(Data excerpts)
++++++++++

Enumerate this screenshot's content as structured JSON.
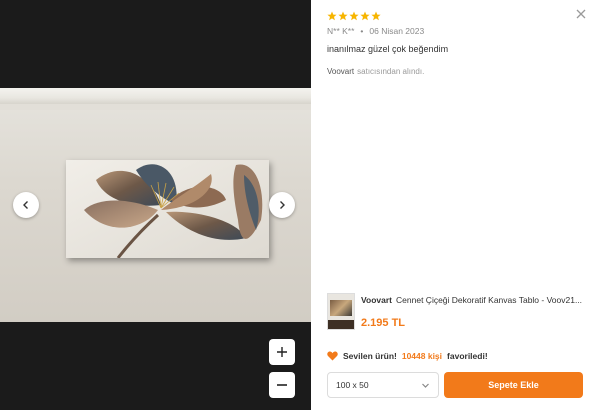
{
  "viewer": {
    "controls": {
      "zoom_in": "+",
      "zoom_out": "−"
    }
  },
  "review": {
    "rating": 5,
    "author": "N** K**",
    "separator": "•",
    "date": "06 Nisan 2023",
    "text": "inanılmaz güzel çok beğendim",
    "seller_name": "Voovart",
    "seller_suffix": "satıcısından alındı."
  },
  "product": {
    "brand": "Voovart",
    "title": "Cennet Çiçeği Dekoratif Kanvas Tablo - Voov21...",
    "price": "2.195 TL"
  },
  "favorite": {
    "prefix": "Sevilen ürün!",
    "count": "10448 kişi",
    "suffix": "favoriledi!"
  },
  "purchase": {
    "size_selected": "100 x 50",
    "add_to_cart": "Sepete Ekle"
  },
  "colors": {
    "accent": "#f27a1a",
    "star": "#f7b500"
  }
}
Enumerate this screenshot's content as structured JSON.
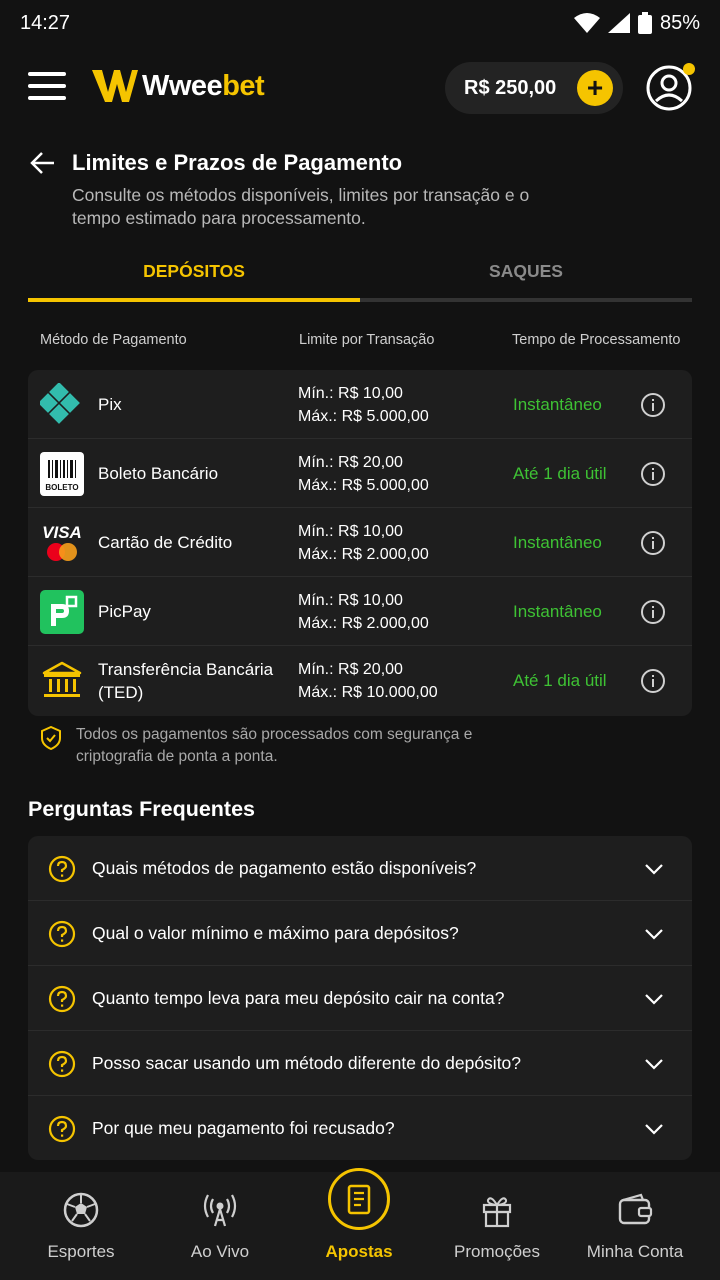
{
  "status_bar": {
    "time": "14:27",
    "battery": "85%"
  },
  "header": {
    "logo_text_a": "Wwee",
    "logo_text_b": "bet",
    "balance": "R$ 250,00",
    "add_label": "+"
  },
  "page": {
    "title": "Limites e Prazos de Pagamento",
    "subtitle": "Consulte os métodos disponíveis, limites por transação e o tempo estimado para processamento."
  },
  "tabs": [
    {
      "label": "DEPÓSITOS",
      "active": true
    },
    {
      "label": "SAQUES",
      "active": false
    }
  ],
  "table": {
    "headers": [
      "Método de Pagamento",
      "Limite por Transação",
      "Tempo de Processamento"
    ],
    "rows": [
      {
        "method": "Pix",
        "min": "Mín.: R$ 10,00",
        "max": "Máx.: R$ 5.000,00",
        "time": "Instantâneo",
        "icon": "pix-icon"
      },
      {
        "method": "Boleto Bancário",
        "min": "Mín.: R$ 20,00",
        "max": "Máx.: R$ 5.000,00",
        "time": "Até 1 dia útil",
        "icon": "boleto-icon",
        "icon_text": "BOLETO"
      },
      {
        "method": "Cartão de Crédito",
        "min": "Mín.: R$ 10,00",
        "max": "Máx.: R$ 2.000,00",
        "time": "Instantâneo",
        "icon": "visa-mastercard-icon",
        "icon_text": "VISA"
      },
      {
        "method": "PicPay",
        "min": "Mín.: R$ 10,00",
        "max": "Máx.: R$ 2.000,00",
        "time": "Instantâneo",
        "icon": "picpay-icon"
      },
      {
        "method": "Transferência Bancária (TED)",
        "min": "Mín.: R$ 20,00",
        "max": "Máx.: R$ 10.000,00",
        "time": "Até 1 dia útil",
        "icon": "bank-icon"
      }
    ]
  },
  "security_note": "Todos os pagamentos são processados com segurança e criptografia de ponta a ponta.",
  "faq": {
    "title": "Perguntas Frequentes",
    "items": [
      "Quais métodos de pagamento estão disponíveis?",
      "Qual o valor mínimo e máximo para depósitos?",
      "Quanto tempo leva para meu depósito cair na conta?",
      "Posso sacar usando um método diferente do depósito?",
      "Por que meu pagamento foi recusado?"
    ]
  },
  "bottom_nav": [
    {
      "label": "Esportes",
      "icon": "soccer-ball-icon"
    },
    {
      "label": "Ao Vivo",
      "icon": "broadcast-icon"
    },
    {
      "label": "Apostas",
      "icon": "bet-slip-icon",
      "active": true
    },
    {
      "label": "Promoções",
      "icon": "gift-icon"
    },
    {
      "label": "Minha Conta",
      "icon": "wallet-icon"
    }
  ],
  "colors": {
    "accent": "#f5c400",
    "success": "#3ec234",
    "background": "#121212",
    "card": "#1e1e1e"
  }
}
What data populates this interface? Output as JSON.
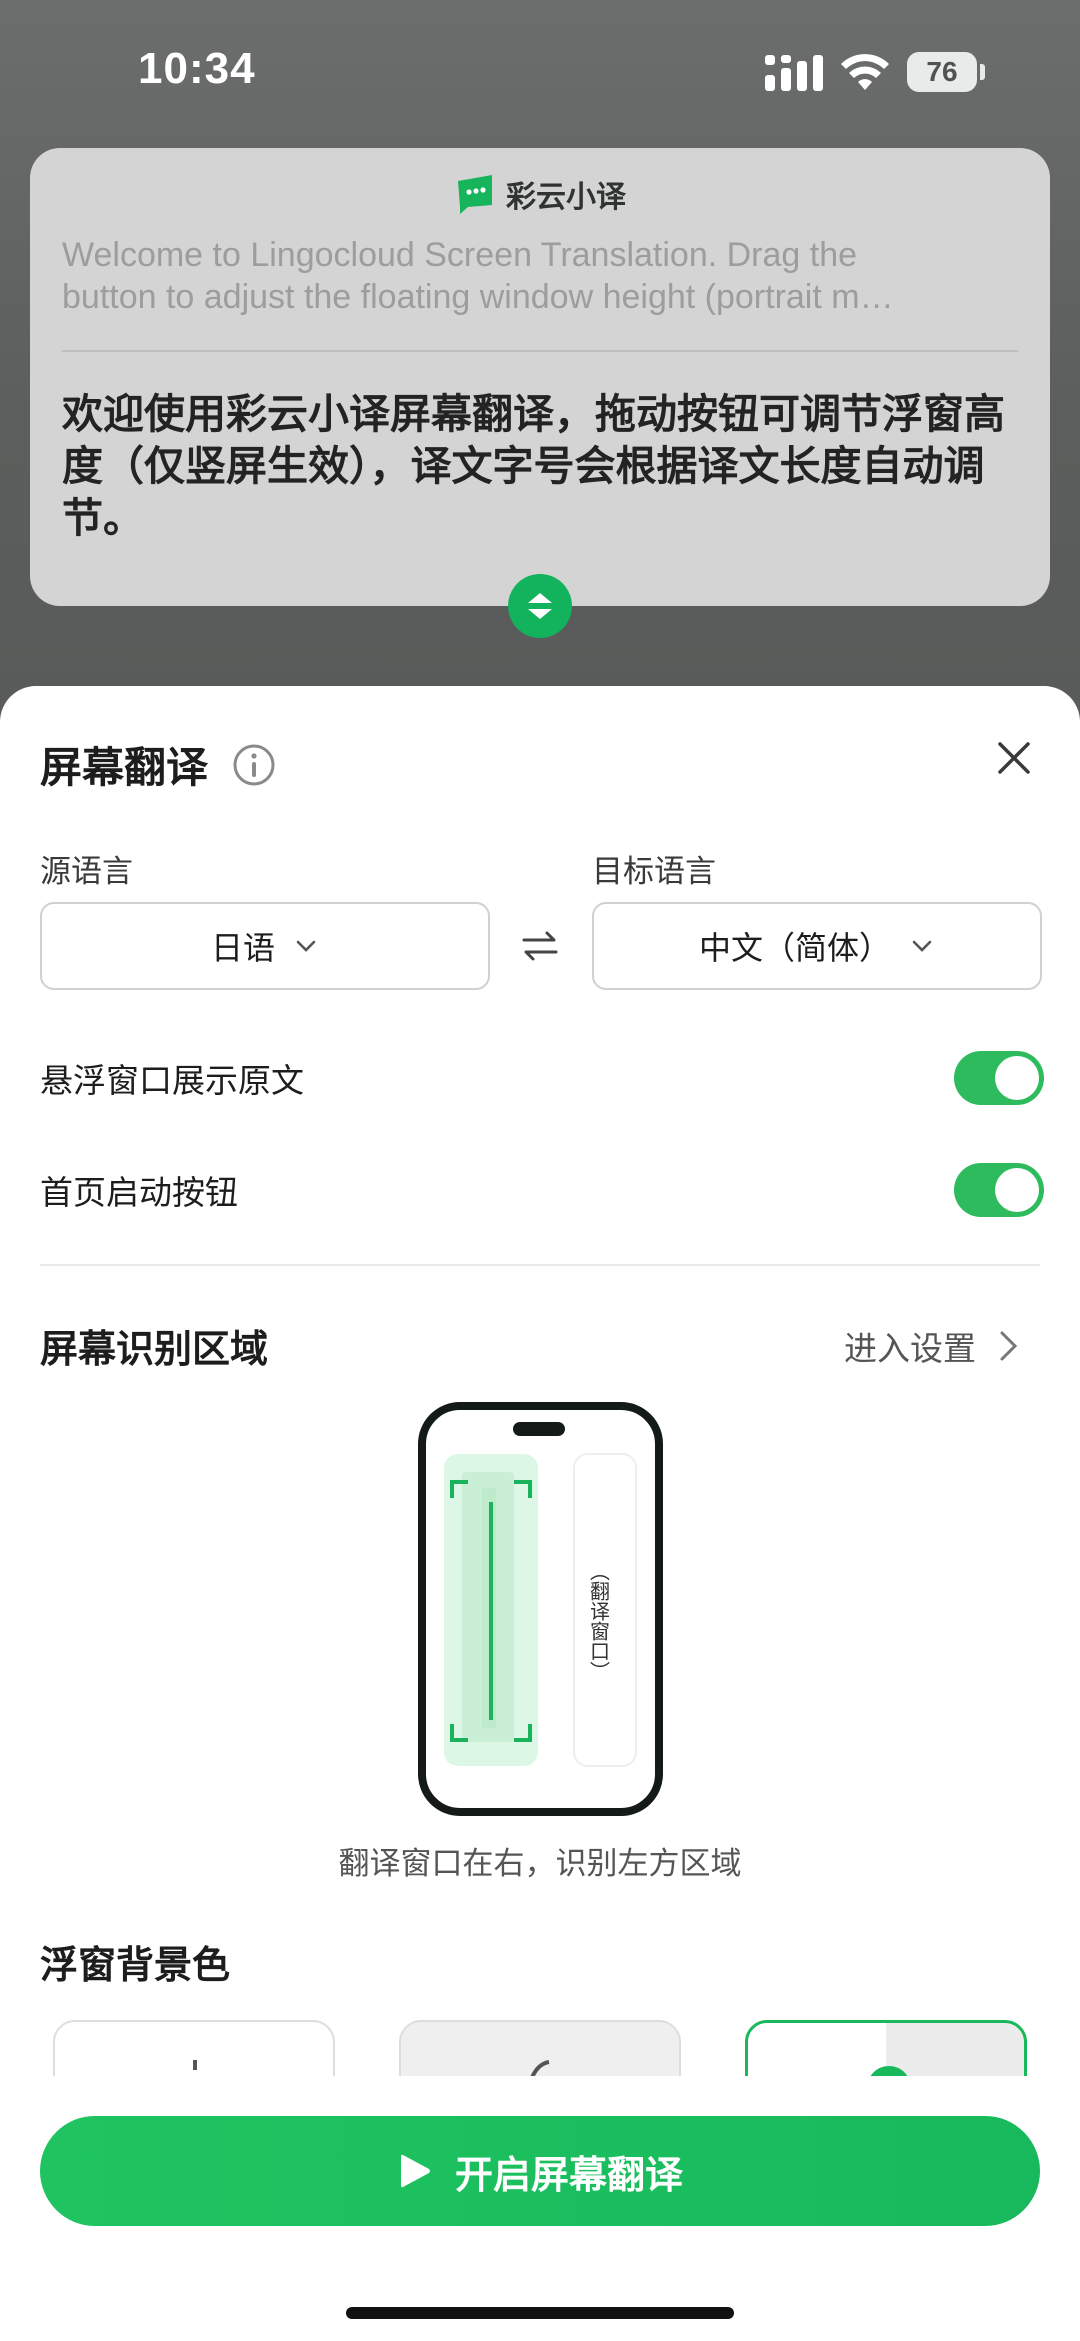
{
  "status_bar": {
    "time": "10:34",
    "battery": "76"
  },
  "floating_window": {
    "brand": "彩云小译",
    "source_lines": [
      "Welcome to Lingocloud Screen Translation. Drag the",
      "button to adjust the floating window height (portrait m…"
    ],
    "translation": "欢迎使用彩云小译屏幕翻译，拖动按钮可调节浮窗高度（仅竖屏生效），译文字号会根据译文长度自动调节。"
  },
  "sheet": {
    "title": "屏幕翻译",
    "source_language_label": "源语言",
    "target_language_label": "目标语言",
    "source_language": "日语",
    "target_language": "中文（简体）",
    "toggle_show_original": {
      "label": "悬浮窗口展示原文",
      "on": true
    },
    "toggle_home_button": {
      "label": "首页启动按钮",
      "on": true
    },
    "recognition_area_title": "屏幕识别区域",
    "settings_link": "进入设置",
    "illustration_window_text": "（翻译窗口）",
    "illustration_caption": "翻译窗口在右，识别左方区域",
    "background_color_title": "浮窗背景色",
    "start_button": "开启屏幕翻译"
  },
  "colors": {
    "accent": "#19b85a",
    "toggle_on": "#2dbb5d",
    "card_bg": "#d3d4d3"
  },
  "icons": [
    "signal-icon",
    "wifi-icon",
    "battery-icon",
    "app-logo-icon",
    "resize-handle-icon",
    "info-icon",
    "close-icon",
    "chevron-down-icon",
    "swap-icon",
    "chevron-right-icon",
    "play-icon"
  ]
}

++++++++++

Make a verbatim copy of all the entries and strip out the pictures.

Enumerate this screenshot's content as structured JSON.
{
  "viewer": {
    "controls": {
      "zoom_in": "+",
      "zoom_out": "−"
    }
  },
  "review": {
    "rating": 5,
    "author": "N** K**",
    "separator": "•",
    "date": "06 Nisan 2023",
    "text": "inanılmaz güzel çok beğendim",
    "seller_name": "Voovart",
    "seller_suffix": "satıcısından alındı."
  },
  "product": {
    "brand": "Voovart",
    "title": "Cennet Çiçeği Dekoratif Kanvas Tablo - Voov21...",
    "price": "2.195 TL"
  },
  "favorite": {
    "prefix": "Sevilen ürün!",
    "count": "10448 kişi",
    "suffix": "favoriledi!"
  },
  "purchase": {
    "size_selected": "100 x 50",
    "add_to_cart": "Sepete Ekle"
  },
  "colors": {
    "accent": "#f27a1a",
    "star": "#f7b500"
  }
}
Enumerate this screenshot's content as structured JSON.
{
  "status_bar": {
    "time": "14:27",
    "battery": "85%"
  },
  "header": {
    "logo_text_a": "Wwee",
    "logo_text_b": "bet",
    "balance": "R$ 250,00",
    "add_label": "+"
  },
  "page": {
    "title": "Limites e Prazos de Pagamento",
    "subtitle": "Consulte os métodos disponíveis, limites por transação e o tempo estimado para processamento."
  },
  "tabs": [
    {
      "label": "DEPÓSITOS",
      "active": true
    },
    {
      "label": "SAQUES",
      "active": false
    }
  ],
  "table": {
    "headers": [
      "Método de Pagamento",
      "Limite por Transação",
      "Tempo de Processamento"
    ],
    "rows": [
      {
        "method": "Pix",
        "min": "Mín.: R$ 10,00",
        "max": "Máx.: R$ 5.000,00",
        "time": "Instantâneo",
        "icon": "pix-icon"
      },
      {
        "method": "Boleto Bancário",
        "min": "Mín.: R$ 20,00",
        "max": "Máx.: R$ 5.000,00",
        "time": "Até 1 dia útil",
        "icon": "boleto-icon",
        "icon_text": "BOLETO"
      },
      {
        "method": "Cartão de Crédito",
        "min": "Mín.: R$ 10,00",
        "max": "Máx.: R$ 2.000,00",
        "time": "Instantâneo",
        "icon": "visa-mastercard-icon",
        "icon_text": "VISA"
      },
      {
        "method": "PicPay",
        "min": "Mín.: R$ 10,00",
        "max": "Máx.: R$ 2.000,00",
        "time": "Instantâneo",
        "icon": "picpay-icon"
      },
      {
        "method": "Transferência Bancária (TED)",
        "min": "Mín.: R$ 20,00",
        "max": "Máx.: R$ 10.000,00",
        "time": "Até 1 dia útil",
        "icon": "bank-icon"
      }
    ]
  },
  "security_note": "Todos os pagamentos são processados com segurança e criptografia de ponta a ponta.",
  "faq": {
    "title": "Perguntas Frequentes",
    "items": [
      "Quais métodos de pagamento estão disponíveis?",
      "Qual o valor mínimo e máximo para depósitos?",
      "Quanto tempo leva para meu depósito cair na conta?",
      "Posso sacar usando um método diferente do depósito?",
      "Por que meu pagamento foi recusado?"
    ]
  },
  "bottom_nav": [
    {
      "label": "Esportes",
      "icon": "soccer-ball-icon"
    },
    {
      "label": "Ao Vivo",
      "icon": "broadcast-icon"
    },
    {
      "label": "Apostas",
      "icon": "bet-slip-icon",
      "active": true
    },
    {
      "label": "Promoções",
      "icon": "gift-icon"
    },
    {
      "label": "Minha Conta",
      "icon": "wallet-icon"
    }
  ],
  "colors": {
    "accent": "#f5c400",
    "success": "#3ec234",
    "background": "#121212",
    "card": "#1e1e1e"
  }
}
What data populates this interface? Output as JSON.
{
  "status_bar": {
    "time": "10:34",
    "battery": "76"
  },
  "floating_window": {
    "brand": "彩云小译",
    "source_lines": [
      "Welcome to Lingocloud Screen Translation. Drag the",
      "button to adjust the floating window height (portrait m…"
    ],
    "translation": "欢迎使用彩云小译屏幕翻译，拖动按钮可调节浮窗高度（仅竖屏生效），译文字号会根据译文长度自动调节。"
  },
  "sheet": {
    "title": "屏幕翻译",
    "source_language_label": "源语言",
    "target_language_label": "目标语言",
    "source_language": "日语",
    "target_language": "中文（简体）",
    "toggle_show_original": {
      "label": "悬浮窗口展示原文",
      "on": true
    },
    "toggle_home_button": {
      "label": "首页启动按钮",
      "on": true
    },
    "recognition_area_title": "屏幕识别区域",
    "settings_link": "进入设置",
    "illustration_window_text": "（翻译窗口）",
    "illustration_caption": "翻译窗口在右，识别左方区域",
    "background_color_title": "浮窗背景色",
    "start_button": "开启屏幕翻译"
  },
  "colors": {
    "accent": "#19b85a",
    "toggle_on": "#2dbb5d",
    "card_bg": "#d3d4d3"
  },
  "icons": [
    "signal-icon",
    "wifi-icon",
    "battery-icon",
    "app-logo-icon",
    "resize-handle-icon",
    "info-icon",
    "close-icon",
    "chevron-down-icon",
    "swap-icon",
    "chevron-right-icon",
    "play-icon"
  ]
}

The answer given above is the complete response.